What you have to do: Only the pictures are omitted; repeat all other data exactly.

================================

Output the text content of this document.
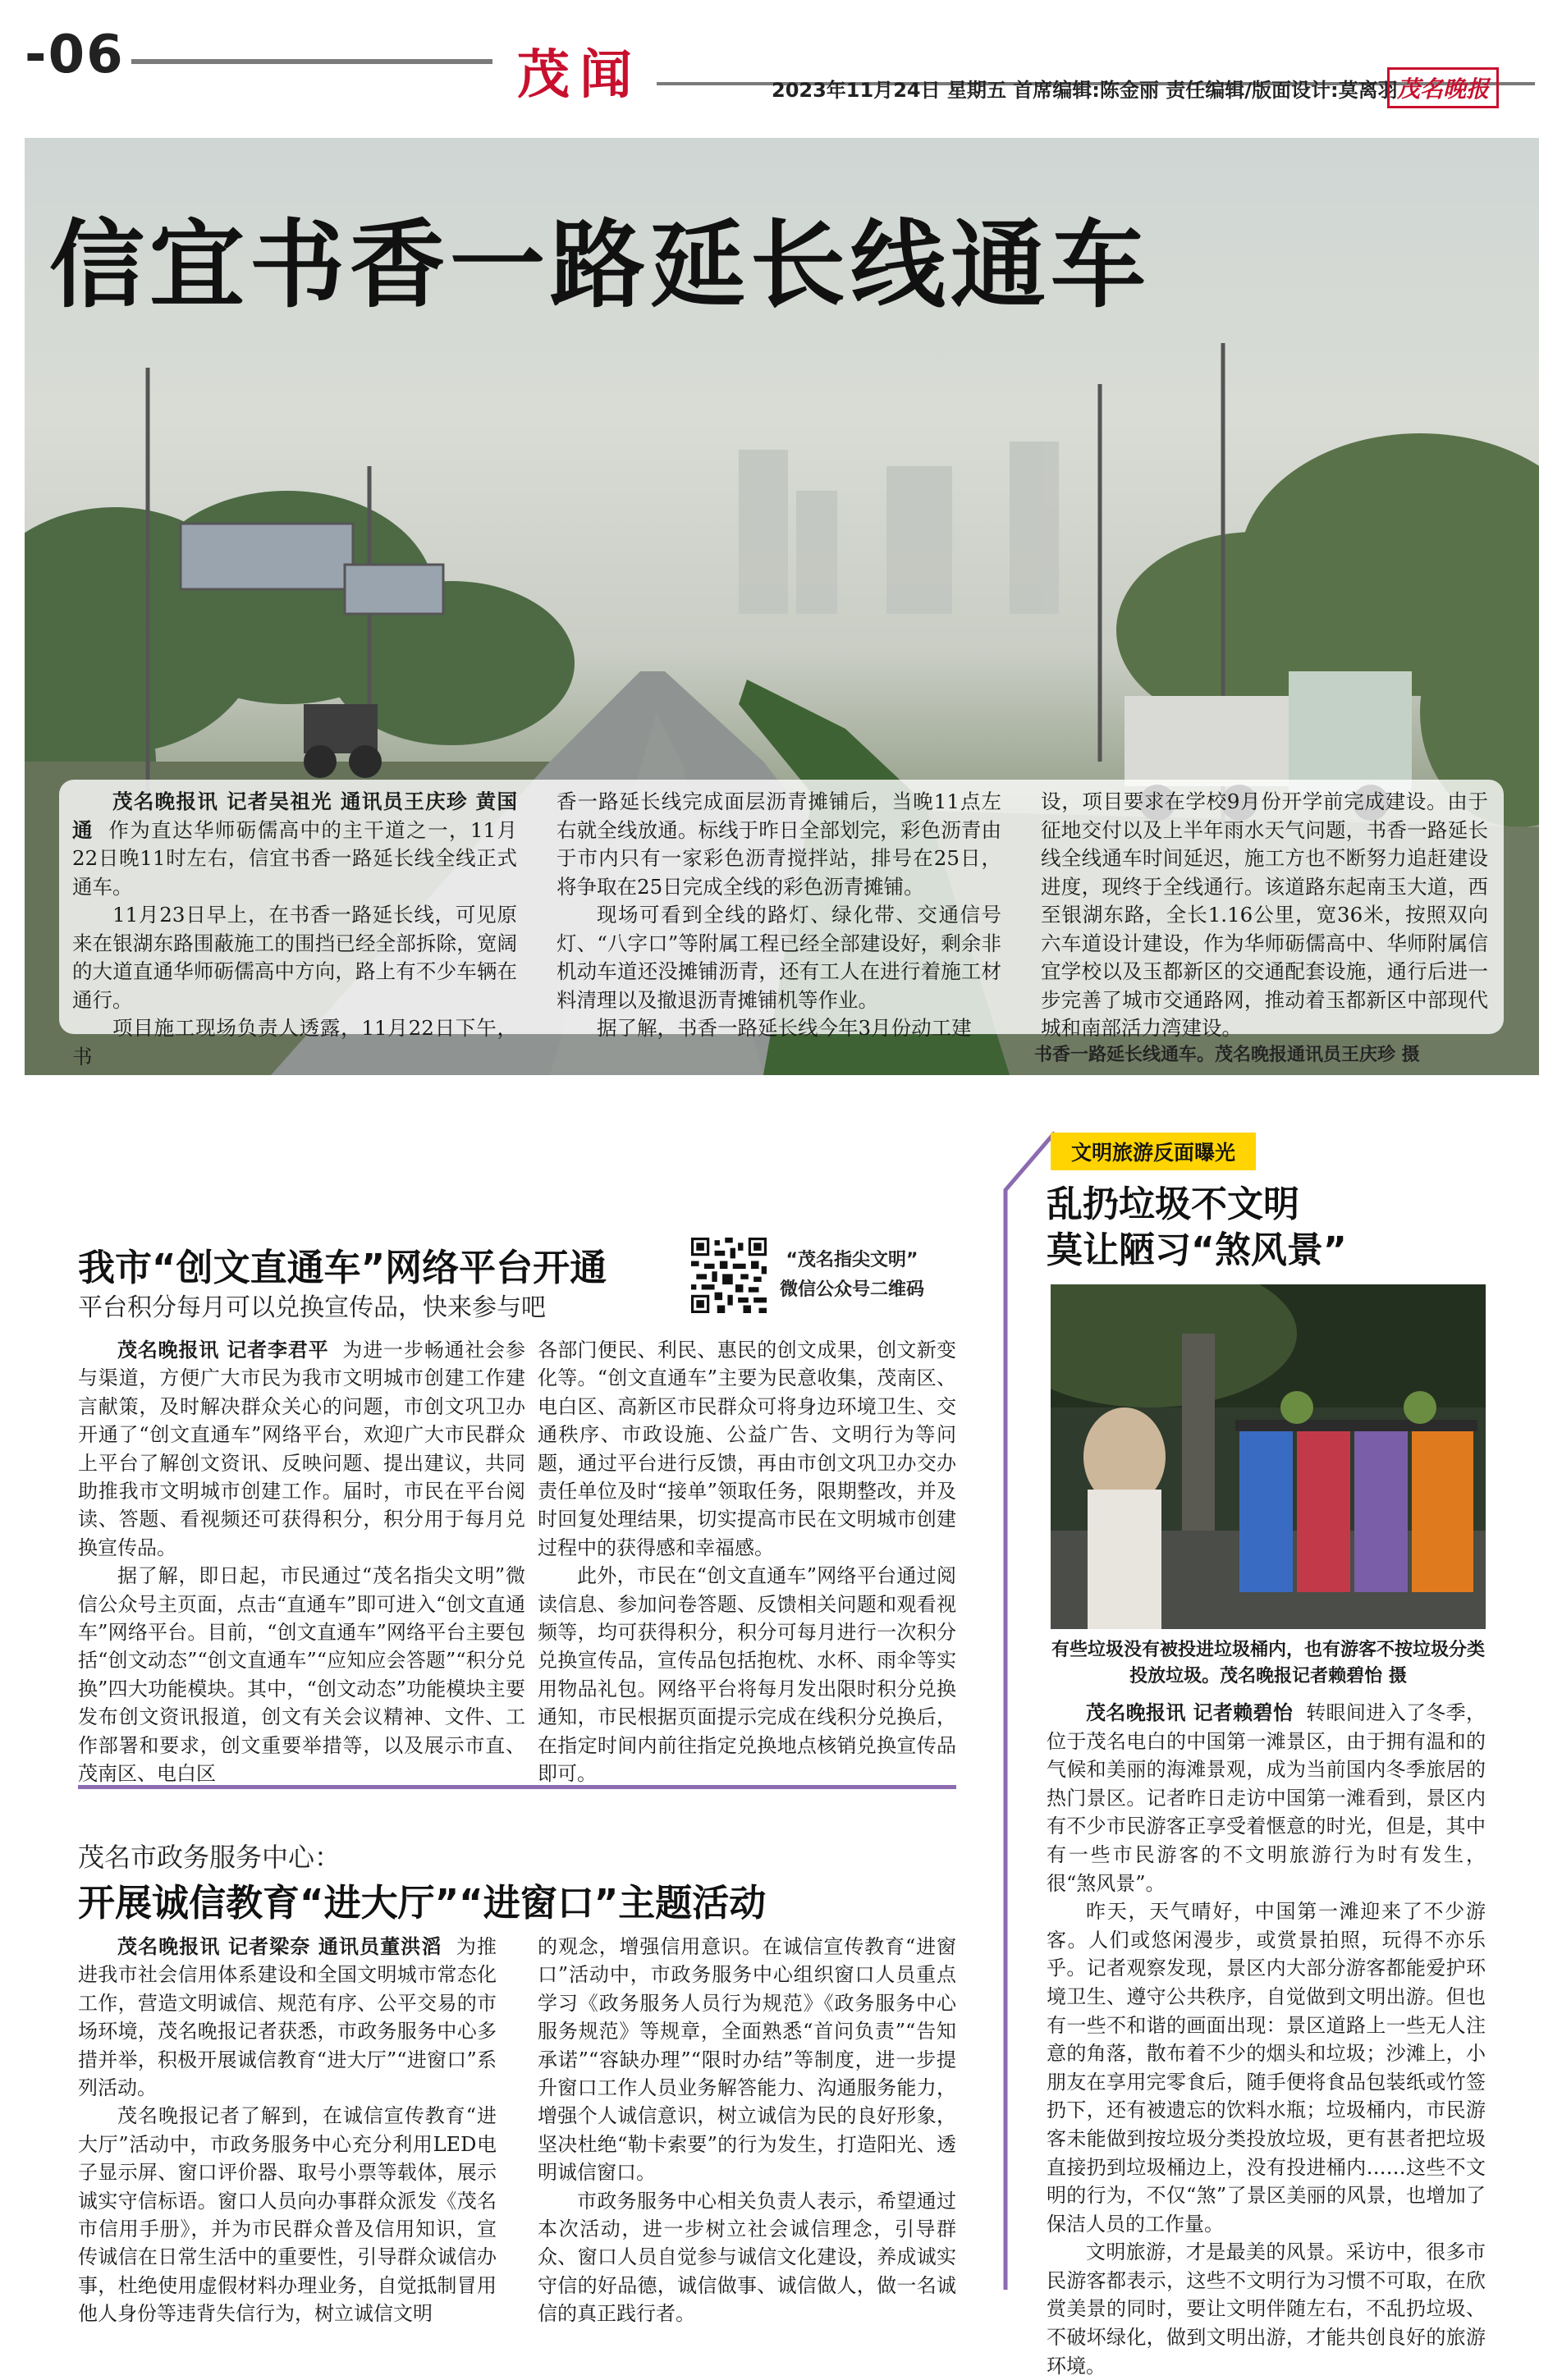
-06	茂闻	2023年11月24日 星期五 首席编辑:陈金丽 责任编辑/版面设计:莫离羽 茂名晚报
信宜书香一路延长线通车

茂名晚报讯 记者吴祖光 通讯员王庆珍 黄国通 作为直达华师砺儒高中的主干道之一，11月22日晚11时左右，信宜书香一路延长线全线正式通车。

11月23日早上，在书香一路延长线，可见原来在银湖东路围蔽施工的围挡已经全部拆除，宽阔的大道直通华师砺儒高中方向，路上有不少车辆在通行。

项目施工现场负责人透露，11月22日下午，书

香一路延长线完成面层沥青摊铺后，当晚11点左右就全线放通。标线于昨日全部划完，彩色沥青由于市内只有一家彩色沥青搅拌站，排号在25日，将争取在25日完成全线的彩色沥青摊铺。

现场可看到全线的路灯、绿化带、交通信号灯、“八字口”等附属工程已经全部建设好，剩余非机动车道还没摊铺沥青，还有工人在进行着施工材料清理以及撤退沥青摊铺机等作业。

据了解，书香一路延长线今年3月份动工建

设，项目要求在学校9月份开学前完成建设。由于征地交付以及上半年雨水天气问题，书香一路延长线全线通车时间延迟，施工方也不断努力追赶建设进度，现终于全线通行。该道路东起南玉大道，西至银湖东路，全长1.16公里，宽36米，按照双向六车道设计建设，作为华师砺儒高中、华师附属信宜学校以及玉都新区的交通配套设施，通行后进一步完善了城市交通路网，推动着玉都新区中部现代城和南部活力湾建设。

书香一路延长线通车。茂名晚报通讯员王庆珍 摄
我市“创文直通车”网络平台开通
平台积分每月可以兑换宣传品，快来参与吧
“茂名指尖文明”
微信公众号二维码

茂名晚报讯 记者李君平 为进一步畅通社会参与渠道，方便广大市民为我市文明城市创建工作建言献策，及时解决群众关心的问题，市创文巩卫办开通了“创文直通车”网络平台，欢迎广大市民群众上平台了解创文资讯、反映问题、提出建议，共同助推我市文明城市创建工作。届时，市民在平台阅读、答题、看视频还可获得积分，积分用于每月兑换宣传品。

据了解，即日起，市民通过“茂名指尖文明”微信公众号主页面，点击“直通车”即可进入“创文直通车”网络平台。目前，“创文直通车”网络平台主要包括“创文动态”“创文直通车”“应知应会答题”“积分兑换”四大功能模块。其中，“创文动态”功能模块主要发布创文资讯报道，创文有关会议精神、文件、工作部署和要求，创文重要举措等，以及展示市直、茂南区、电白区

各部门便民、利民、惠民的创文成果，创文新变化等。“创文直通车”主要为民意收集，茂南区、电白区、高新区市民群众可将身边环境卫生、交通秩序、市政设施、公益广告、文明行为等问题，通过平台进行反馈，再由市创文巩卫办交办责任单位及时“接单”领取任务，限期整改，并及时回复处理结果，切实提高市民在文明城市创建过程中的获得感和幸福感。

此外，市民在“创文直通车”网络平台通过阅读信息、参加问卷答题、反馈相关问题和观看视频等，均可获得积分，积分可每月进行一次积分兑换宣传品，宣传品包括抱枕、水杯、雨伞等实用物品礼包。网络平台将每月发出限时积分兑换通知，市民根据页面提示完成在线积分兑换后，在指定时间内前往指定兑换地点核销兑换宣传品即可。

茂名市政务服务中心：
开展诚信教育“进大厅”“进窗口”主题活动

茂名晚报讯 记者梁奈 通讯员董洪滔 为推进我市社会信用体系建设和全国文明城市常态化工作，营造文明诚信、规范有序、公平交易的市场环境，茂名晚报记者获悉，市政务服务中心多措并举，积极开展诚信教育“进大厅”“进窗口”系列活动。

茂名晚报记者了解到，在诚信宣传教育“进大厅”活动中，市政务服务中心充分利用LED电子显示屏、窗口评价器、取号小票等载体，展示诚实守信标语。窗口人员向办事群众派发《茂名市信用手册》，并为市民群众普及信用知识，宣传诚信在日常生活中的重要性，引导群众诚信办事，杜绝使用虚假材料办理业务，自觉抵制冒用他人身份等违背失信行为，树立诚信文明

的观念，增强信用意识。在诚信宣传教育“进窗口”活动中，市政务服务中心组织窗口人员重点学习《政务服务人员行为规范》《政务服务中心服务规范》等规章，全面熟悉“首问负责”“告知承诺”“容缺办理”“限时办结”等制度，进一步提升窗口工作人员业务解答能力、沟通服务能力，增强个人诚信意识，树立诚信为民的良好形象，坚决杜绝“勒卡索要”的行为发生，打造阳光、透明诚信窗口。

市政务服务中心相关负责人表示，希望通过本次活动，进一步树立社会诚信理念，引导群众、窗口人员自觉参与诚信文化建设，养成诚实守信的好品德，诚信做事、诚信做人，做一名诚信的真正践行者。

文明旅游反面曝光
乱扔垃圾不文明
莫让陋习“煞风景”
有些垃圾没有被投进垃圾桶内，也有游客不按垃圾分类投放垃圾。茂名晚报记者赖碧怡 摄

茂名晚报讯 记者赖碧怡 转眼间进入了冬季，位于茂名电白的中国第一滩景区，由于拥有温和的气候和美丽的海滩景观，成为当前国内冬季旅居的热门景区。记者昨日走访中国第一滩看到，景区内有不少市民游客正享受着惬意的时光，但是，其中有一些市民游客的不文明旅游行为时有发生，很“煞风景”。

昨天，天气晴好，中国第一滩迎来了不少游客。人们或悠闲漫步，或赏景拍照，玩得不亦乐乎。记者观察发现，景区内大部分游客都能爱护环境卫生、遵守公共秩序，自觉做到文明出游。但也有一些不和谐的画面出现：景区道路上一些无人注意的角落，散布着不少的烟头和垃圾；沙滩上，小朋友在享用完零食后，随手便将食品包装纸或竹签扔下，还有被遗忘的饮料水瓶；垃圾桶内，市民游客未能做到按垃圾分类投放垃圾，更有甚者把垃圾直接扔到垃圾桶边上，没有投进桶内……这些不文明的行为，不仅“煞”了景区美丽的风景，也增加了保洁人员的工作量。

文明旅游，才是最美的风景。采访中，很多市民游客都表示，这些不文明行为习惯不可取，在欣赏美景的同时，要让文明伴随左右，不乱扔垃圾、不破坏绿化，做到文明出游，才能共创良好的旅游环境。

================================

Full response:
Output the text content of this document.
-06	茂闻	2023年11月24日 星期五 首席编辑:陈金丽 责任编辑/版面设计:莫离羽 茂名晚报
信宜书香一路延长线通车

茂名晚报讯 记者吴祖光 通讯员王庆珍 黄国通 作为直达华师砺儒高中的主干道之一，11月22日晚11时左右，信宜书香一路延长线全线正式通车。

11月23日早上，在书香一路延长线，可见原来在银湖东路围蔽施工的围挡已经全部拆除，宽阔的大道直通华师砺儒高中方向，路上有不少车辆在通行。

项目施工现场负责人透露，11月22日下午，书

香一路延长线完成面层沥青摊铺后，当晚11点左右就全线放通。标线于昨日全部划完，彩色沥青由于市内只有一家彩色沥青搅拌站，排号在25日，将争取在25日完成全线的彩色沥青摊铺。

现场可看到全线的路灯、绿化带、交通信号灯、“八字口”等附属工程已经全部建设好，剩余非机动车道还没摊铺沥青，还有工人在进行着施工材料清理以及撤退沥青摊铺机等作业。

据了解，书香一路延长线今年3月份动工建

设，项目要求在学校9月份开学前完成建设。由于征地交付以及上半年雨水天气问题，书香一路延长线全线通车时间延迟，施工方也不断努力追赶建设进度，现终于全线通行。该道路东起南玉大道，西至银湖东路，全长1.16公里，宽36米，按照双向六车道设计建设，作为华师砺儒高中、华师附属信宜学校以及玉都新区的交通配套设施，通行后进一步完善了城市交通路网，推动着玉都新区中部现代城和南部活力湾建设。

书香一路延长线通车。茂名晚报通讯员王庆珍 摄
我市“创文直通车”网络平台开通
平台积分每月可以兑换宣传品，快来参与吧
“茂名指尖文明”
微信公众号二维码

茂名晚报讯 记者李君平 为进一步畅通社会参与渠道，方便广大市民为我市文明城市创建工作建言献策，及时解决群众关心的问题，市创文巩卫办开通了“创文直通车”网络平台，欢迎广大市民群众上平台了解创文资讯、反映问题、提出建议，共同助推我市文明城市创建工作。届时，市民在平台阅读、答题、看视频还可获得积分，积分用于每月兑换宣传品。

据了解，即日起，市民通过“茂名指尖文明”微信公众号主页面，点击“直通车”即可进入“创文直通车”网络平台。目前，“创文直通车”网络平台主要包括“创文动态”“创文直通车”“应知应会答题”“积分兑换”四大功能模块。其中，“创文动态”功能模块主要发布创文资讯报道，创文有关会议精神、文件、工作部署和要求，创文重要举措等，以及展示市直、茂南区、电白区

各部门便民、利民、惠民的创文成果，创文新变化等。“创文直通车”主要为民意收集，茂南区、电白区、高新区市民群众可将身边环境卫生、交通秩序、市政设施、公益广告、文明行为等问题，通过平台进行反馈，再由市创文巩卫办交办责任单位及时“接单”领取任务，限期整改，并及时回复处理结果，切实提高市民在文明城市创建过程中的获得感和幸福感。

此外，市民在“创文直通车”网络平台通过阅读信息、参加问卷答题、反馈相关问题和观看视频等，均可获得积分，积分可每月进行一次积分兑换宣传品，宣传品包括抱枕、水杯、雨伞等实用物品礼包。网络平台将每月发出限时积分兑换通知，市民根据页面提示完成在线积分兑换后，在指定时间内前往指定兑换地点核销兑换宣传品即可。

茂名市政务服务中心：
开展诚信教育“进大厅”“进窗口”主题活动

茂名晚报讯 记者梁奈 通讯员董洪滔 为推进我市社会信用体系建设和全国文明城市常态化工作，营造文明诚信、规范有序、公平交易的市场环境，茂名晚报记者获悉，市政务服务中心多措并举，积极开展诚信教育“进大厅”“进窗口”系列活动。

茂名晚报记者了解到，在诚信宣传教育“进大厅”活动中，市政务服务中心充分利用LED电子显示屏、窗口评价器、取号小票等载体，展示诚实守信标语。窗口人员向办事群众派发《茂名市信用手册》，并为市民群众普及信用知识，宣传诚信在日常生活中的重要性，引导群众诚信办事，杜绝使用虚假材料办理业务，自觉抵制冒用他人身份等违背失信行为，树立诚信文明

的观念，增强信用意识。在诚信宣传教育“进窗口”活动中，市政务服务中心组织窗口人员重点学习《政务服务人员行为规范》《政务服务中心服务规范》等规章，全面熟悉“首问负责”“告知承诺”“容缺办理”“限时办结”等制度，进一步提升窗口工作人员业务解答能力、沟通服务能力，增强个人诚信意识，树立诚信为民的良好形象，坚决杜绝“勒卡索要”的行为发生，打造阳光、透明诚信窗口。

市政务服务中心相关负责人表示，希望通过本次活动，进一步树立社会诚信理念，引导群众、窗口人员自觉参与诚信文化建设，养成诚实守信的好品德，诚信做事、诚信做人，做一名诚信的真正践行者。

文明旅游反面曝光
乱扔垃圾不文明
莫让陋习“煞风景”
有些垃圾没有被投进垃圾桶内，也有游客不按垃圾分类投放垃圾。茂名晚报记者赖碧怡 摄

茂名晚报讯 记者赖碧怡 转眼间进入了冬季，位于茂名电白的中国第一滩景区，由于拥有温和的气候和美丽的海滩景观，成为当前国内冬季旅居的热门景区。记者昨日走访中国第一滩看到，景区内有不少市民游客正享受着惬意的时光，但是，其中有一些市民游客的不文明旅游行为时有发生，很“煞风景”。

昨天，天气晴好，中国第一滩迎来了不少游客。人们或悠闲漫步，或赏景拍照，玩得不亦乐乎。记者观察发现，景区内大部分游客都能爱护环境卫生、遵守公共秩序，自觉做到文明出游。但也有一些不和谐的画面出现：景区道路上一些无人注意的角落，散布着不少的烟头和垃圾；沙滩上，小朋友在享用完零食后，随手便将食品包装纸或竹签扔下，还有被遗忘的饮料水瓶；垃圾桶内，市民游客未能做到按垃圾分类投放垃圾，更有甚者把垃圾直接扔到垃圾桶边上，没有投进桶内……这些不文明的行为，不仅“煞”了景区美丽的风景，也增加了保洁人员的工作量。

文明旅游，才是最美的风景。采访中，很多市民游客都表示，这些不文明行为习惯不可取，在欣赏美景的同时，要让文明伴随左右，不乱扔垃圾、不破坏绿化，做到文明出游，才能共创良好的旅游环境。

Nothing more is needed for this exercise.